# Page text
★ ★ ★
Yes, you are right. This works and appears to be simpler than my fix.
I will send a v2 with your suggestion shortly.

>
>>   /* Cap maximum number of ioeventfds per device (arbitrary) */
>>   #define VFIO_PCI_IOEVENTFD_MAX               1000
>> diff --git a/drivers/vfio/pci/vfio_pci_config.c b/drivers/vfio/pci/vfio_pci_config.c
>> index 97422aafaa7b..95f8a6a10166 100644
>> --- a/drivers/vfio/pci/vfio_pci_config.c
>> +++ b/drivers/vfio/pci/vfio_pci_config.c
>> @@ -320,6 +320,10 @@ static struct perm_bits cap_perms[PCI_CAP_ID_MAX + 1] = {
>>   static struct perm_bits ecap_perms[PCI_EXT_CAP_ID_MAX + 1] = {
>>        [0 ... PCI_EXT_CAP_ID_MAX] = { .readfn = vfio_direct_config_read }
>>   };
>> +/* Perms for a first-in-list hidden extended capability */
>> +static struct perm_bits hidden_ecap_perm = {
>> +     .readfn = vfio_direct_config_read,
>> +};
>>   /*
>>    * Default unassigned regions to raw read-write access.  Some devices
>>    * require this to function as they hide registers between the gaps in
>> @@ -1582,7 +1586,7 @@ static int vfio_cap_init(struct vfio_pci_core_device *vdev)
>>                                 __func__, pos + i, map[pos + i], cap);
>>                }
>>
>> -             BUILD_BUG_ON(PCI_CAP_ID_MAX >= PCI_CAP_ID_INVALID_VIRT);
>> +             BUILD_BUG_ON(PCI_CAP_ID_MAX >= PCI_CAP_ID_FIRST_HIDDEN);
>>
>>                memset(map + pos, cap, len);
>>                ret = vfio_fill_vconfig_bytes(vdev, pos, len);
>> @@ -1673,9 +1677,9 @@ static int vfio_ecap_init(struct vfio_pci_core_device *vdev)
★ ★ ★
[Element and box listings]

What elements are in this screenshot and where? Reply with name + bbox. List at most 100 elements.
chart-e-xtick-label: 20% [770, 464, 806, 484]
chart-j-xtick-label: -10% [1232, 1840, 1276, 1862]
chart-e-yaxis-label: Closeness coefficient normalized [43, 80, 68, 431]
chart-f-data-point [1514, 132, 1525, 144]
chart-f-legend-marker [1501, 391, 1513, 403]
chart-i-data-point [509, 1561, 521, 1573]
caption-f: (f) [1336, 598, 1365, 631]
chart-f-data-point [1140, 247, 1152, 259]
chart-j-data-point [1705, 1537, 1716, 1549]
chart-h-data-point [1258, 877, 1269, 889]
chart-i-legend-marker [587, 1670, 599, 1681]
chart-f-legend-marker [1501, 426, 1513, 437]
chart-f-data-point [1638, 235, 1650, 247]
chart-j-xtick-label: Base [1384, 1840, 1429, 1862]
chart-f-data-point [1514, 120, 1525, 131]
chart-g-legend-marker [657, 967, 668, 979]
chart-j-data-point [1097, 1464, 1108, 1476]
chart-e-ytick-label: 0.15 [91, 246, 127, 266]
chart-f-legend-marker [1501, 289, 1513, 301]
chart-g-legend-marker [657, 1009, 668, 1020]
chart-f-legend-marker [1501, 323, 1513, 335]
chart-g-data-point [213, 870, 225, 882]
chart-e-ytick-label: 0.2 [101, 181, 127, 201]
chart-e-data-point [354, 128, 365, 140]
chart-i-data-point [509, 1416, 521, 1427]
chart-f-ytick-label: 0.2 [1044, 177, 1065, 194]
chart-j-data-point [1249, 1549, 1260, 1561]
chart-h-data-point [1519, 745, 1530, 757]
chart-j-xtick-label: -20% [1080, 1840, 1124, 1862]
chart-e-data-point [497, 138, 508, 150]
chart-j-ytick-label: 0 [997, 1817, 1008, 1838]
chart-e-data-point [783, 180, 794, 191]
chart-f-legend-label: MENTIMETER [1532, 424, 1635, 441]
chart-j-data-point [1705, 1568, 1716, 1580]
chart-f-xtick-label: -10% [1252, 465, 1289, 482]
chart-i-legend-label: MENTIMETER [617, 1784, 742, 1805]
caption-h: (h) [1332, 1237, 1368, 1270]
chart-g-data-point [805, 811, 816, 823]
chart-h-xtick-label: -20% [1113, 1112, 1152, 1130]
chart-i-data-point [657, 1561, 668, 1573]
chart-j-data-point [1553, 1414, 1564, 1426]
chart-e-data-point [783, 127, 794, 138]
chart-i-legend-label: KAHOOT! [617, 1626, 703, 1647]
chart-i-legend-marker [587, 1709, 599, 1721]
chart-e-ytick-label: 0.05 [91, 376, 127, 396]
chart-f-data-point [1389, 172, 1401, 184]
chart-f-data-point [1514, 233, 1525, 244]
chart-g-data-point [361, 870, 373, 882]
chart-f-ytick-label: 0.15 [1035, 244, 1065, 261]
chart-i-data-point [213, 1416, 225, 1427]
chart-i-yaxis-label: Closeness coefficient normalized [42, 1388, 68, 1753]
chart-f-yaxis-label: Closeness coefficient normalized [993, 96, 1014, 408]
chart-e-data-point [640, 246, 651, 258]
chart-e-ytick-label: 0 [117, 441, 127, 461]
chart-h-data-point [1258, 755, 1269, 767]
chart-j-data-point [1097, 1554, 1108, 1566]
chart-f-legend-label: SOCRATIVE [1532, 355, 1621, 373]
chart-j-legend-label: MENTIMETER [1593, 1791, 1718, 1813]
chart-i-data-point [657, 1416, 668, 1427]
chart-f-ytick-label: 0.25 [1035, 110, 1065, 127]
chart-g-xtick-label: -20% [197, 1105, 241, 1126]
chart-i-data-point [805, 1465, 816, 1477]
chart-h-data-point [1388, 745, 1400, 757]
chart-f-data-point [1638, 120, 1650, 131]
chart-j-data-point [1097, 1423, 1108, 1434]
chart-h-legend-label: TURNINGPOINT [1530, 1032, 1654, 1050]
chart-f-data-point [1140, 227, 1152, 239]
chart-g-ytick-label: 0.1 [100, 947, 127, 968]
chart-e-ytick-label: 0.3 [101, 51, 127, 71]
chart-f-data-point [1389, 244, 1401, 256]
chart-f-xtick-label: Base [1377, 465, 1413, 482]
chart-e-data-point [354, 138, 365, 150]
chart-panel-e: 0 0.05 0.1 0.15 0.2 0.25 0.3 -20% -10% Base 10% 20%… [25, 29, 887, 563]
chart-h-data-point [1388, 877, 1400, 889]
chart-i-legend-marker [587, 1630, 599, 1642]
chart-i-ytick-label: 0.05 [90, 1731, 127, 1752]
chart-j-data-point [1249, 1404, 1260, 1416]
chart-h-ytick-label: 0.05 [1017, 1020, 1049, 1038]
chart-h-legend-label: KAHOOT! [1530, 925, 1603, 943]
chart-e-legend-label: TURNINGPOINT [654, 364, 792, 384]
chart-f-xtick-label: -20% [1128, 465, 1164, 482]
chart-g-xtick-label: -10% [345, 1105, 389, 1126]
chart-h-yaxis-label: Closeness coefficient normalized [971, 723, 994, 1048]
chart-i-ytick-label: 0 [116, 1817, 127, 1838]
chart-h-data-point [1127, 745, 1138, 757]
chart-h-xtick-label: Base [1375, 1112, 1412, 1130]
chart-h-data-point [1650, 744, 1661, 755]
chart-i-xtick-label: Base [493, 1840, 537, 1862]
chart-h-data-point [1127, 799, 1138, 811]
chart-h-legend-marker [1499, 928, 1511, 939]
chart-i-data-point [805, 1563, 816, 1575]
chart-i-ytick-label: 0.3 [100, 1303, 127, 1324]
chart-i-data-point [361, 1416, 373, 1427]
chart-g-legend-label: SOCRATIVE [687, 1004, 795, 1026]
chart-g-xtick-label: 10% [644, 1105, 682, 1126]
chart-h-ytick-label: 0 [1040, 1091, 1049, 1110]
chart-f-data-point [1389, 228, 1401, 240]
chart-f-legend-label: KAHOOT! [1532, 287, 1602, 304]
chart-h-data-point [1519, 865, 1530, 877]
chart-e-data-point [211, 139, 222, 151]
★ ★ ★
# Aim 1
Decide whether each statement, (a), (b) and (c), agrees with the patch thread, and answer yes or no, quoting the words from it that settle the matter. (a) The writer intends to send a v2 that uses the suggestion. (b) The writer finds the suggested approach more complicated than their own fix. (c) In the new hidden_ecap_perm structure, readfn is set to vfio_direct_config_read.
# Aim 2
Pick up the patch thread after its last line and continue it.
The records are material of their own, apart from the patch thread.

# Result 1
(a) Yes: "I will send a v2 with your suggestion shortly."
(b) No: "appears to be simpler than my fix"
(c) Yes: ".readfn = vfio_direct_config_read,"

# Result 2
>>                /*
>>                 * Even though ecap is 2 bytes, we're currently a long way
>>                 * from exceeding 1 byte capabilities.  If we ever make it
>> -              * up to 0xFE we'll need to up this to a two-byte, byte map.
>> +              * up to 0xFD we'll need to up this to a two-byte, byte map.
>>                 */
>> -             BUILD_BUG_ON(PCI_EXT_CAP_ID_MAX >= PCI_CAP_ID_INVALID_VIRT);
>> +             BUILD_BUG_ON(PCI_EXT_CAP_ID_MAX >= PCI_CAP_ID_FIRST_HIDDEN);
>>
>>                memset(map + epos, ecap, len);
>>                ret = vfio_fill_vconfig_bytes(vdev, epos, len);
>> @@ -1688,10 +1692,11 @@ static int vfio_ecap_init(struct vfio_pci_core_device *vdev)
>>                 * indicates to use cap id = 0, version = 0, next = 0 if
>>                 * ecaps are absent, hope users check all the way to next.
>>                 */
>> -             if (hidden)
>> +             if (hidden) {
>>                        *(__le32 *)&vdev->vconfig[epos] &=
>>                                cpu_to_le32((0xffcU << 20));
>> -             else
>> +                     memset(map + epos, PCI_CAP_ID_FIRST_HIDDEN, len);
>> +             } else
>>                        ecaps++;
> We need to add braces on the else branch as well, per our coding style
> standard.

Ack, I will remember this for future work.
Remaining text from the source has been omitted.